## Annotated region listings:
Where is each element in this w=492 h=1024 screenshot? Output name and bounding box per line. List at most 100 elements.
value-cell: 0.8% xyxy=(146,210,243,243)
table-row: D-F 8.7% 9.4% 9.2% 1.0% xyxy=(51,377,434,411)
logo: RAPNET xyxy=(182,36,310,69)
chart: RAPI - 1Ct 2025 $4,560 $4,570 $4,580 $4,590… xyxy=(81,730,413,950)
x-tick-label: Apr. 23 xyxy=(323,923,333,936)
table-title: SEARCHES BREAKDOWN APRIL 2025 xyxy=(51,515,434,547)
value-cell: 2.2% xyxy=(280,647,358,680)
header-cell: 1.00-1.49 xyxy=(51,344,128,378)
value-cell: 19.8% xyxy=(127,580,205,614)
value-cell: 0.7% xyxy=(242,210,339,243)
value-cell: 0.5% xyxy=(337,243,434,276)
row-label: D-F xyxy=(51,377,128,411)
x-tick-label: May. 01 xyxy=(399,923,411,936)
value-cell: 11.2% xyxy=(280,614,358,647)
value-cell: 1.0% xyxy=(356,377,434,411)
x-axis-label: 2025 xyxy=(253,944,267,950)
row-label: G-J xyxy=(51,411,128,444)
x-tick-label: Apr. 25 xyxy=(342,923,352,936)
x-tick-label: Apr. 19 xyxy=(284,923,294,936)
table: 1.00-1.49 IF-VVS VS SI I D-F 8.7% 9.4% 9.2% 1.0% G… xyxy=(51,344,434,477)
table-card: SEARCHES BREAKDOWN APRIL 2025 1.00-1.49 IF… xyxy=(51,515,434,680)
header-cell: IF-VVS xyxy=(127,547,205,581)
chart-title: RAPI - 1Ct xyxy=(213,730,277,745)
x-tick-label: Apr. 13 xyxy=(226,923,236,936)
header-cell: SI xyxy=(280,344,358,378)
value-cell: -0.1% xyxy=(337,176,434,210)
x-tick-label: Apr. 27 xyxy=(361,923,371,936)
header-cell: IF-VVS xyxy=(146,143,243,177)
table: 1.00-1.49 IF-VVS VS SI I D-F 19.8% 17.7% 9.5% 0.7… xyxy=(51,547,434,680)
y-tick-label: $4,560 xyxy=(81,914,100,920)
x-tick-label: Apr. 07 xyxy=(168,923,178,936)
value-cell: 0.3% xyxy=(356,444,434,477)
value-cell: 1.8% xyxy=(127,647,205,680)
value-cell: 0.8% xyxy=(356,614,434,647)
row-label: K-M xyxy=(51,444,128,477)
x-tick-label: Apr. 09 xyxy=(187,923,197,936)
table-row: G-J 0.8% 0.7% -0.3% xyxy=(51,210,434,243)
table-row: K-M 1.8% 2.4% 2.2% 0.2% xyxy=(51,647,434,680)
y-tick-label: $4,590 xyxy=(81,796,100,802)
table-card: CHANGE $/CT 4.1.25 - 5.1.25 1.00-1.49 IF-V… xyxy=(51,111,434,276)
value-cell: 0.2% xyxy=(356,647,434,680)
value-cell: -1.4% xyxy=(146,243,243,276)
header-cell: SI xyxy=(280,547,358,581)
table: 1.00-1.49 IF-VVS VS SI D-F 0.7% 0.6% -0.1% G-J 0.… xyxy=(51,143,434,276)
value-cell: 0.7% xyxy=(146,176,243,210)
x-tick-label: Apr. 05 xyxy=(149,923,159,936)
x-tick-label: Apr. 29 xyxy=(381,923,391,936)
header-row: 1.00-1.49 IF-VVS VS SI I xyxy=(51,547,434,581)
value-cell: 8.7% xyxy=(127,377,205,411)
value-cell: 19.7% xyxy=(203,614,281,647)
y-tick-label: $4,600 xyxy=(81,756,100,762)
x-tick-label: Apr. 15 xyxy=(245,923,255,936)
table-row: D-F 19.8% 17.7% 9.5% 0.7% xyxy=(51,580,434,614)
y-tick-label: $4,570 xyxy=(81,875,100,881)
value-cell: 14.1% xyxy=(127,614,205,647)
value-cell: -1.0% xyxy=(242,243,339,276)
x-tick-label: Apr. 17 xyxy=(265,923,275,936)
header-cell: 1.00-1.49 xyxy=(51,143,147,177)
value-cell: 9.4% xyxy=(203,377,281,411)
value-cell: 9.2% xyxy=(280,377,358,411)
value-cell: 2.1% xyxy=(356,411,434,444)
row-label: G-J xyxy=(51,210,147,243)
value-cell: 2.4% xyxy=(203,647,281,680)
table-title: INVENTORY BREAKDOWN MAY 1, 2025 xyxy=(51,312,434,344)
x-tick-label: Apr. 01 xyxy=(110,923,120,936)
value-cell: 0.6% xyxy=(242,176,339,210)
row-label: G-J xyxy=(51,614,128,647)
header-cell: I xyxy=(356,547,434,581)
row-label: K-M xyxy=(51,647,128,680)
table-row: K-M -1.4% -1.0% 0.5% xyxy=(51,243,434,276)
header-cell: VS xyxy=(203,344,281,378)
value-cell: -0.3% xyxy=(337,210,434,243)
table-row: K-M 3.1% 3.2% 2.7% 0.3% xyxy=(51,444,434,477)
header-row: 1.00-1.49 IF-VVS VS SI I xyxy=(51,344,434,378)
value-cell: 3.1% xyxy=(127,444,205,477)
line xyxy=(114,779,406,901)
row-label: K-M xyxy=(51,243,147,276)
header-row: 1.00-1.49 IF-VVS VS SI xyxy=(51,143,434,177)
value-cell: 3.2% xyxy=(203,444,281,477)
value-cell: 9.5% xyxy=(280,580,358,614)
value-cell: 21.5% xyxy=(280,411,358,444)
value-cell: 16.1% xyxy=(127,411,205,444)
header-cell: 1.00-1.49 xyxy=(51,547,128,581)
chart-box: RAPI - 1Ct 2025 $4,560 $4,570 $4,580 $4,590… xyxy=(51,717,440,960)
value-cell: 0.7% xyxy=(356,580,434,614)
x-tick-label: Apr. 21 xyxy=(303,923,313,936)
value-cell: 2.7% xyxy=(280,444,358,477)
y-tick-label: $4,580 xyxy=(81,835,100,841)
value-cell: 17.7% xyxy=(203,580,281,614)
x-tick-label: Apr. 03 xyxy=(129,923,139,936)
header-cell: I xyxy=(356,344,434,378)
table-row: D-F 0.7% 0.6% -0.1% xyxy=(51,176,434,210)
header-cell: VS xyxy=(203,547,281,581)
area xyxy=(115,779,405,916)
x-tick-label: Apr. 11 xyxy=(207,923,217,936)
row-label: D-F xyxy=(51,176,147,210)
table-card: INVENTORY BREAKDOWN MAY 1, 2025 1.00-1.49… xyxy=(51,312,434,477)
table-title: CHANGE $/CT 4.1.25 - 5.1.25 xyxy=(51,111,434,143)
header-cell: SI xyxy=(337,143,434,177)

## TASK DETAILS:
Switch each "value-cell" in the records to "data-cell", and write the records out again with everything else unchanged.

## WORKED SOLUTION:
Where is each element in this w=492 h=1024 screenshot? Output name and bounding box per line. List at most 100 elements.
data-cell: 0.8% xyxy=(146,210,243,243)
table-row: D-F 8.7% 9.4% 9.2% 1.0% xyxy=(51,377,434,411)
logo: RAPNET xyxy=(182,36,310,69)
chart: RAPI - 1Ct 2025 $4,560 $4,570 $4,580 $4,590… xyxy=(81,730,413,950)
x-tick-label: Apr. 23 xyxy=(323,923,333,936)
table-title: SEARCHES BREAKDOWN APRIL 2025 xyxy=(51,515,434,547)
data-cell: 2.2% xyxy=(280,647,358,680)
header-cell: 1.00-1.49 xyxy=(51,344,128,378)
data-cell: 19.8% xyxy=(127,580,205,614)
data-cell: 0.7% xyxy=(242,210,339,243)
data-cell: 0.5% xyxy=(337,243,434,276)
row-label: D-F xyxy=(51,377,128,411)
x-tick-label: May. 01 xyxy=(399,923,411,936)
data-cell: 11.2% xyxy=(280,614,358,647)
data-cell: 1.0% xyxy=(356,377,434,411)
x-axis-label: 2025 xyxy=(253,944,267,950)
row-label: G-J xyxy=(51,411,128,444)
x-tick-label: Apr. 25 xyxy=(342,923,352,936)
x-tick-label: Apr. 19 xyxy=(284,923,294,936)
table: 1.00-1.49 IF-VVS VS SI I D-F 8.7% 9.4% 9.2% 1.0% G… xyxy=(51,344,434,477)
table-card: SEARCHES BREAKDOWN APRIL 2025 1.00-1.49 IF… xyxy=(51,515,434,680)
header-cell: IF-VVS xyxy=(127,547,205,581)
chart-title: RAPI - 1Ct xyxy=(213,730,277,745)
x-tick-label: Apr. 13 xyxy=(226,923,236,936)
header-cell: SI xyxy=(280,344,358,378)
data-cell: -0.1% xyxy=(337,176,434,210)
x-tick-label: Apr. 27 xyxy=(361,923,371,936)
header-cell: IF-VVS xyxy=(146,143,243,177)
table: 1.00-1.49 IF-VVS VS SI I D-F 19.8% 17.7% 9.5% 0.7… xyxy=(51,547,434,680)
y-tick-label: $4,560 xyxy=(81,914,100,920)
x-tick-label: Apr. 07 xyxy=(168,923,178,936)
data-cell: 0.3% xyxy=(356,444,434,477)
data-cell: 1.8% xyxy=(127,647,205,680)
data-cell: 0.8% xyxy=(356,614,434,647)
row-label: K-M xyxy=(51,444,128,477)
x-tick-label: Apr. 09 xyxy=(187,923,197,936)
table-row: G-J 0.8% 0.7% -0.3% xyxy=(51,210,434,243)
table-row: K-M 1.8% 2.4% 2.2% 0.2% xyxy=(51,647,434,680)
y-tick-label: $4,590 xyxy=(81,796,100,802)
table-card: CHANGE $/CT 4.1.25 - 5.1.25 1.00-1.49 IF-V… xyxy=(51,111,434,276)
data-cell: 0.2% xyxy=(356,647,434,680)
data-cell: -1.4% xyxy=(146,243,243,276)
header-cell: SI xyxy=(280,547,358,581)
table: 1.00-1.49 IF-VVS VS SI D-F 0.7% 0.6% -0.1% G-J 0.… xyxy=(51,143,434,276)
data-cell: 0.7% xyxy=(146,176,243,210)
x-tick-label: Apr. 05 xyxy=(149,923,159,936)
x-tick-label: Apr. 29 xyxy=(381,923,391,936)
header-row: 1.00-1.49 IF-VVS VS SI I xyxy=(51,547,434,581)
data-cell: 8.7% xyxy=(127,377,205,411)
data-cell: 19.7% xyxy=(203,614,281,647)
y-tick-label: $4,600 xyxy=(81,756,100,762)
x-tick-label: Apr. 15 xyxy=(245,923,255,936)
table-row: D-F 19.8% 17.7% 9.5% 0.7% xyxy=(51,580,434,614)
y-tick-label: $4,570 xyxy=(81,875,100,881)
data-cell: 14.1% xyxy=(127,614,205,647)
data-cell: -1.0% xyxy=(242,243,339,276)
x-tick-label: Apr. 17 xyxy=(265,923,275,936)
header-cell: 1.00-1.49 xyxy=(51,143,147,177)
data-cell: 9.4% xyxy=(203,377,281,411)
data-cell: 9.2% xyxy=(280,377,358,411)
data-cell: 2.1% xyxy=(356,411,434,444)
row-label: G-J xyxy=(51,210,147,243)
data-cell: 2.4% xyxy=(203,647,281,680)
table-title: INVENTORY BREAKDOWN MAY 1, 2025 xyxy=(51,312,434,344)
x-tick-label: Apr. 01 xyxy=(110,923,120,936)
data-cell: 0.6% xyxy=(242,176,339,210)
row-label: G-J xyxy=(51,614,128,647)
header-cell: I xyxy=(356,547,434,581)
row-label: K-M xyxy=(51,647,128,680)
table-row: K-M -1.4% -1.0% 0.5% xyxy=(51,243,434,276)
header-cell: VS xyxy=(203,344,281,378)
data-cell: -0.3% xyxy=(337,210,434,243)
table-row: K-M 3.1% 3.2% 2.7% 0.3% xyxy=(51,444,434,477)
header-row: 1.00-1.49 IF-VVS VS SI I xyxy=(51,344,434,378)
data-cell: 3.1% xyxy=(127,444,205,477)
line xyxy=(114,779,406,901)
row-label: K-M xyxy=(51,243,147,276)
header-row: 1.00-1.49 IF-VVS VS SI xyxy=(51,143,434,177)
data-cell: 3.2% xyxy=(203,444,281,477)
data-cell: 9.5% xyxy=(280,580,358,614)
data-cell: 21.5% xyxy=(280,411,358,444)
data-cell: 16.1% xyxy=(127,411,205,444)
header-cell: 1.00-1.49 xyxy=(51,547,128,581)
chart-box: RAPI - 1Ct 2025 $4,560 $4,570 $4,580 $4,590… xyxy=(51,717,440,960)
data-cell: 0.7% xyxy=(356,580,434,614)
x-tick-label: Apr. 21 xyxy=(303,923,313,936)
data-cell: 2.7% xyxy=(280,444,358,477)
y-tick-label: $4,580 xyxy=(81,835,100,841)
data-cell: 17.7% xyxy=(203,580,281,614)
x-tick-label: Apr. 03 xyxy=(129,923,139,936)
header-cell: I xyxy=(356,344,434,378)
table-row: D-F 0.7% 0.6% -0.1% xyxy=(51,176,434,210)
header-cell: VS xyxy=(203,547,281,581)
area xyxy=(115,779,405,916)
x-tick-label: Apr. 11 xyxy=(207,923,217,936)
row-label: D-F xyxy=(51,176,147,210)
table-card: INVENTORY BREAKDOWN MAY 1, 2025 1.00-1.49… xyxy=(51,312,434,477)
table-title: CHANGE $/CT 4.1.25 - 5.1.25 xyxy=(51,111,434,143)
header-cell: SI xyxy=(337,143,434,177)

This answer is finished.